> [Alıntı Metin]
=-=-=-=-=
Cumhurbaşkanı  Erdoğan “Faizi tek haneye indirdik, merak etmeyin enflasyon da inecek.” dedi  ya...

Önce umutlandık. Sonra, biraz düşününce acı gerçeği hatırladık:

“Faiz emirle, komuta ile iner ama enflasyon asla emir-komuta ile inmez!”

Enflasyonu durdurmak için ekonomi biliminin gereklerini yerine getirmek, ekonominin tüm yasalarını ve piyasa kurallarını uygulamak şarttır...

Peki, biz bunu yapıyor muyuz? Hayır! Yapmıyoruz!

“Faiz sebep, enflasyon sonuç” diye dünyada hiçbir ülkenin uygulamadığı bir teorinin peşinden gittik, enflasyonu azdırıp maalesef canavar haline getirdik!

Bugün ülkemizde uygulanan ekonomi politikalarıyla enflasyonun düşmeyeceğini kabul ettiklerinde vakit çok geç olacak!

★★★

Artan enflasyon ülkede yoksulluğu arttırıyor

Fiyatlar almış başını gidiyor.

Merkez Bankası emirle faizi yüzde 9’a indirdi de ne oldu? Yapılan bu indirim halka yansıyor mu? Vatandaş bankalardan yüzde 9 ya da yüzde 10, yüzde 15 faizle kredi alabiliyor mu? Maalesef alamıyor!

İnanmayan gitsin, herhangi bir bankadan indirilmiş faizle kredi almaya kalkışsın... Alması mümkün değil!

Ee, o zaman ne oluyor bu faiz indirimi?

Bizde “Herkes gider Mersin’e, biz gideriz tersine” diye bir laf vardır ya... Halimiz böyle işte...

Dünya ülkeleri enflasyonu önlemek için faiz arttırıyor, bizim Merkez Bankası ise faiz indiriyor!

★★★

Ekonominin kitabını yeniden yazıyor bizimkiler... Yazıyor ama yanlış yazıyorlar!

Geçen yıl Cumhurbaşkanı Erdoğan tarafından açıklanan “Yeni Ekonomi Modeli” krizi derinleştirdi ne yazık ki...

Son bir yılda dolar 12 liradan, 18.70 liraya fırladı.

Resmi verilere göre yıllık enflasyon yüzde 21’den, yüzde 85’e tırmandı. Ülkede işsizlik arttı, geçim iyice zorlaştı.
=-=-=-=-=
> [Verilen Alıştırma A] Faiz ve enflasyon metninde "Merkez Bankası emirle" sözcüklerinin geçtiği yerden başlayın, "ise faiz indiriyor!" sözcüklerinden sonra durun ve aradaki bölümü olduğu gibi yeniden yazın.
> [Verilen Alıştırma B] Faiz ve enflasyon metnindeki şu cümleyi İngilizceye çevirin: "Dünya ülkeleri enflasyonu önlemek için faiz arttırıyor, bizim Merkez Bankası ise faiz indiriyor!"
=-=-=-=-=
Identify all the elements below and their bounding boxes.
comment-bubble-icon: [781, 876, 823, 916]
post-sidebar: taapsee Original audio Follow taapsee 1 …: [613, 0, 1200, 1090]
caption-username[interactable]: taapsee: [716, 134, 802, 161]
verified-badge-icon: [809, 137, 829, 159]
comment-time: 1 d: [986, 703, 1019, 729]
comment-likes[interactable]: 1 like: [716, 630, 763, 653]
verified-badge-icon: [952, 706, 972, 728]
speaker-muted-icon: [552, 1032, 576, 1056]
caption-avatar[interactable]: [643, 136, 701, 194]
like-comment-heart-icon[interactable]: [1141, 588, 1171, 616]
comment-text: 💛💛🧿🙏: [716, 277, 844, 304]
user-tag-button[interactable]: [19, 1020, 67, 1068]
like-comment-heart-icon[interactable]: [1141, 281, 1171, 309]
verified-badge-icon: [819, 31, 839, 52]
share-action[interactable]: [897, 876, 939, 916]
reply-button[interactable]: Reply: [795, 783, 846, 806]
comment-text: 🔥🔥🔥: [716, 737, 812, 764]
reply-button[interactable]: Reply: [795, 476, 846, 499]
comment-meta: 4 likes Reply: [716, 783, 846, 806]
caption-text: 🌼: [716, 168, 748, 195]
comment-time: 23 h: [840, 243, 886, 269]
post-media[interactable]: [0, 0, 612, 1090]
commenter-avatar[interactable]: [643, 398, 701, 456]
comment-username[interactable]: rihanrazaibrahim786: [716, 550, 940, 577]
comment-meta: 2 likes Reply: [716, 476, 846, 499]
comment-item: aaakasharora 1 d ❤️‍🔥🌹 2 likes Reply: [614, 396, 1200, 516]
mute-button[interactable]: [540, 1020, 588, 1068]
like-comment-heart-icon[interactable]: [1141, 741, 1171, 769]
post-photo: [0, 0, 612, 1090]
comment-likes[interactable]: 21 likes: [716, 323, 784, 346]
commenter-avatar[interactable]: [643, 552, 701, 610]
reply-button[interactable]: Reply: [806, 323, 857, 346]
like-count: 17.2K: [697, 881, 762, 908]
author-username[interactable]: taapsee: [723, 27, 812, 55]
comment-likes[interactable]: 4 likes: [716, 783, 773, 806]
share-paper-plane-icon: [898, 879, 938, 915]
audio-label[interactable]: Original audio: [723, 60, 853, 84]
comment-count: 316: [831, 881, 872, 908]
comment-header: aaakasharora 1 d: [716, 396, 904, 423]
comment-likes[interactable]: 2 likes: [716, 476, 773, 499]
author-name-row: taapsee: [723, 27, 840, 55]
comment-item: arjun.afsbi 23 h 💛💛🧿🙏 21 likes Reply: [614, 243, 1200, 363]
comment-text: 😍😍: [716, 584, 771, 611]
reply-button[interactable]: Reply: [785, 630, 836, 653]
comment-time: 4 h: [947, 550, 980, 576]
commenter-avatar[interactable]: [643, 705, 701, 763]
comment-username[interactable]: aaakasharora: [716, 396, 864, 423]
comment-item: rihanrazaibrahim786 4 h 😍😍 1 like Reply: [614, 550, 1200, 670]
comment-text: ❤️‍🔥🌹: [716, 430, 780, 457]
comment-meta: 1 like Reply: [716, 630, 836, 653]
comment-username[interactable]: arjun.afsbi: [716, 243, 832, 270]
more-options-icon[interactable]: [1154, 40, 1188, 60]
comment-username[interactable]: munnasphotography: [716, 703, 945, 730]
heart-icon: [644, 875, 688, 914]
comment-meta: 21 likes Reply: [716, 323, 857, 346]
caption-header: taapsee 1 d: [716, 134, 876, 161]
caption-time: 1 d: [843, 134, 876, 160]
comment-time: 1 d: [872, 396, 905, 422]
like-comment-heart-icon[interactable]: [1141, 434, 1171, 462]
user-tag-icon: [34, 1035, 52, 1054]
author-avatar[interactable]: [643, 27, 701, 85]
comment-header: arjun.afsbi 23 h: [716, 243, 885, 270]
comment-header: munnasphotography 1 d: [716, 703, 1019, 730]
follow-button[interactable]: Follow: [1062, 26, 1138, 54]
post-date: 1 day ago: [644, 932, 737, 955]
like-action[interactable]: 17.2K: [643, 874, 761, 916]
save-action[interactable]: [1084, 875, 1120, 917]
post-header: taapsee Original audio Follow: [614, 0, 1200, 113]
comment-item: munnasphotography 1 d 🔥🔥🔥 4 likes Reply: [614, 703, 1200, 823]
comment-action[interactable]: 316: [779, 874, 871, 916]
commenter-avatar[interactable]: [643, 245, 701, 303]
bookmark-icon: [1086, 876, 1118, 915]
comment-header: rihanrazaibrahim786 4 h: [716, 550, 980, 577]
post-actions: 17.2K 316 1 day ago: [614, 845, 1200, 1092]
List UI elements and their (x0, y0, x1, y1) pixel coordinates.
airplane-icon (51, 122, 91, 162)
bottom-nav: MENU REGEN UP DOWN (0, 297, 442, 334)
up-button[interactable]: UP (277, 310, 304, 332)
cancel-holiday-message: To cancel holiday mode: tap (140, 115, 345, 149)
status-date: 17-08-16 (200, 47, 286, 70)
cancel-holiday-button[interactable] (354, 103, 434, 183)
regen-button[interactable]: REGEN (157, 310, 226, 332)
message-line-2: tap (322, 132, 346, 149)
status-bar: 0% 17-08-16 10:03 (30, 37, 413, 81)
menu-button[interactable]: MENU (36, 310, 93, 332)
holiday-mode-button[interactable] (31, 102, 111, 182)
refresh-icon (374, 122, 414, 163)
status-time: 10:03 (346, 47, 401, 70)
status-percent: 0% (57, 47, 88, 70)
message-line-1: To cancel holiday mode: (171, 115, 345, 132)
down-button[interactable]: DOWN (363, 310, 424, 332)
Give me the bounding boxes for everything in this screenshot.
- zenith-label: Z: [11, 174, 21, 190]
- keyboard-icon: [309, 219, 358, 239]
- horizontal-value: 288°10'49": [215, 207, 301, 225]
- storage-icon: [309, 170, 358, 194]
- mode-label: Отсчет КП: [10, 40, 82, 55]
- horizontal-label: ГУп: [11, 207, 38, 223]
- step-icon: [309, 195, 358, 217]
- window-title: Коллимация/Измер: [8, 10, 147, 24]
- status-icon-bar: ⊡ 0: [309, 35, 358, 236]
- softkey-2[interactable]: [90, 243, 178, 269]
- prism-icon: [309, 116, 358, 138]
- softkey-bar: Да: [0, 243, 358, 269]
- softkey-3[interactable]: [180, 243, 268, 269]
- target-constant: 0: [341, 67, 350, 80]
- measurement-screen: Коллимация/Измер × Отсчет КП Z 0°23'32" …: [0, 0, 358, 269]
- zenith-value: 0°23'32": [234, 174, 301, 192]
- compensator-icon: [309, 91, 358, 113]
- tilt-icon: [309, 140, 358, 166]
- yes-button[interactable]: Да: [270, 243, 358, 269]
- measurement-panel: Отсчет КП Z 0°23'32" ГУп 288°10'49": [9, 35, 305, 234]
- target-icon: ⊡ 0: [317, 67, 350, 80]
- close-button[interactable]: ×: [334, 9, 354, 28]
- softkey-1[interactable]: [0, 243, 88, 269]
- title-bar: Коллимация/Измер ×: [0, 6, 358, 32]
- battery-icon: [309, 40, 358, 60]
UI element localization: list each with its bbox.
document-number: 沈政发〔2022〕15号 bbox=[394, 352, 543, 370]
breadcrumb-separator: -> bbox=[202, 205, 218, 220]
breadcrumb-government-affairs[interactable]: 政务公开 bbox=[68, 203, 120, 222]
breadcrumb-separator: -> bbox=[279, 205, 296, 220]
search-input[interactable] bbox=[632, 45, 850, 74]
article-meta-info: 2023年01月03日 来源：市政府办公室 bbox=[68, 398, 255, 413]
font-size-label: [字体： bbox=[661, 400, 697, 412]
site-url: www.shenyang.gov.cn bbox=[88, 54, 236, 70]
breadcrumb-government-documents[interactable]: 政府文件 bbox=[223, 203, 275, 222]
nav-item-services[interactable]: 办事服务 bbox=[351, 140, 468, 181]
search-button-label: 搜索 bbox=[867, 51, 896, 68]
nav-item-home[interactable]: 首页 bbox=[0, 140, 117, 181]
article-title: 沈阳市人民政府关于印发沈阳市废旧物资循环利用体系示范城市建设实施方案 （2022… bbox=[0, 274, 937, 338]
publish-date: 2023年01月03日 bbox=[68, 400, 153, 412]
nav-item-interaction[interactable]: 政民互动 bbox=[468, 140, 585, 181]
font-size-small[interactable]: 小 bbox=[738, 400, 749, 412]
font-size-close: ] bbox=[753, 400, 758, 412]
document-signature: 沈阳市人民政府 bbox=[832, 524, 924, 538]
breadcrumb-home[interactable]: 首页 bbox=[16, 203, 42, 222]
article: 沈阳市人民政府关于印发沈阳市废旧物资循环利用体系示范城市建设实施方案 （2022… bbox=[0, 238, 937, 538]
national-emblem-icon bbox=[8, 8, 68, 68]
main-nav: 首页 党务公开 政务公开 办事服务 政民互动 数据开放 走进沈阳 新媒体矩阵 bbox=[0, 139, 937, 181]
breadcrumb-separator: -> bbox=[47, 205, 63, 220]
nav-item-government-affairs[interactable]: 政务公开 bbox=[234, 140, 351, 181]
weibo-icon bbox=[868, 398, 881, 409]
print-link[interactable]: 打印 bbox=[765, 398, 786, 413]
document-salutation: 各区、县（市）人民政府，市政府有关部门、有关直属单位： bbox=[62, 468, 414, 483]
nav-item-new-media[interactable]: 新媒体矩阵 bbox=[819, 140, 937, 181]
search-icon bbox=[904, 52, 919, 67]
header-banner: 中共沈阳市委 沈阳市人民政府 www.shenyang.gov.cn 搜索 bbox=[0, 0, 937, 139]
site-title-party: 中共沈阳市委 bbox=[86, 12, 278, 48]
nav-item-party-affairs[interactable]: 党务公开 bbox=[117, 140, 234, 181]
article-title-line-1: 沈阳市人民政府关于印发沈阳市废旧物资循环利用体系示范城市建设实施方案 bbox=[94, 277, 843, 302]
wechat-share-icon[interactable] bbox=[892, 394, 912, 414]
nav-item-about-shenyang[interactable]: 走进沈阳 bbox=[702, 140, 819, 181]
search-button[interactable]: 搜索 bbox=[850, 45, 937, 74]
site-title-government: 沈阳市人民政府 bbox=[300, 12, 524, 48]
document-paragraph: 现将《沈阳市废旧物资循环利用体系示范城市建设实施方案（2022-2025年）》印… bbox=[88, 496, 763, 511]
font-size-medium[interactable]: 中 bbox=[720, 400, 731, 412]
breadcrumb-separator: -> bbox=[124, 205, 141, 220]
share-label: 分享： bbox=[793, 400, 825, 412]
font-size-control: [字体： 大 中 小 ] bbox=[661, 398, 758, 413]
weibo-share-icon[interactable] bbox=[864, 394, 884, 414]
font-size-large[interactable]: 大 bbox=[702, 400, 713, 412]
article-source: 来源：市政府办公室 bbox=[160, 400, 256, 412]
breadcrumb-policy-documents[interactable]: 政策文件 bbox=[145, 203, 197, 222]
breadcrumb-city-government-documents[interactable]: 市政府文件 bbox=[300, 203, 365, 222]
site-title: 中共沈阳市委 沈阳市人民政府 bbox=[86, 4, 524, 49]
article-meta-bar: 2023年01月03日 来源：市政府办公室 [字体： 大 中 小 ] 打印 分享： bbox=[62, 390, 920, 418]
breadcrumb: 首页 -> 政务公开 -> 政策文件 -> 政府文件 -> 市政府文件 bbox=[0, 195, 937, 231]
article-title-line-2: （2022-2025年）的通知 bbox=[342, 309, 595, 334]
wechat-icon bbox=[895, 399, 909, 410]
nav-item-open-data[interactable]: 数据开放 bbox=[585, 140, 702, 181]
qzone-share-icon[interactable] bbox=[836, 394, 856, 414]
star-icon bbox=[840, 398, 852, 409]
=-=-=-=-=
> [Örnek Çözüm A]
Merkez Bankası emirle faizi yüzde 9’a indirdi de ne oldu? Yapılan bu indirim halka yansıyor mu? Vatandaş bankalardan yüzde 9 ya da yüzde 10, yüzde 15 faizle kredi alabiliyor mu? Maalesef alamıyor!

İnanmayan gitsin, herhangi bir bankadan indirilmiş faizle kredi almaya kalkışsın... Alması mümkün değil!

Ee, o zaman ne oluyor bu faiz indirimi?

Bizde “Herkes gider Mersin’e, biz gideriz tersine” diye bir laf vardır ya... Halimiz böyle işte...

Dünya ülkeleri enflasyonu önlemek için faiz arttırıyor, bizim Merkez Bankası ise faiz indiriyor!

> [Örnek Çözüm B] Countries around the world are raising interest rates to prevent inflation, while our Central Bank is cutting them!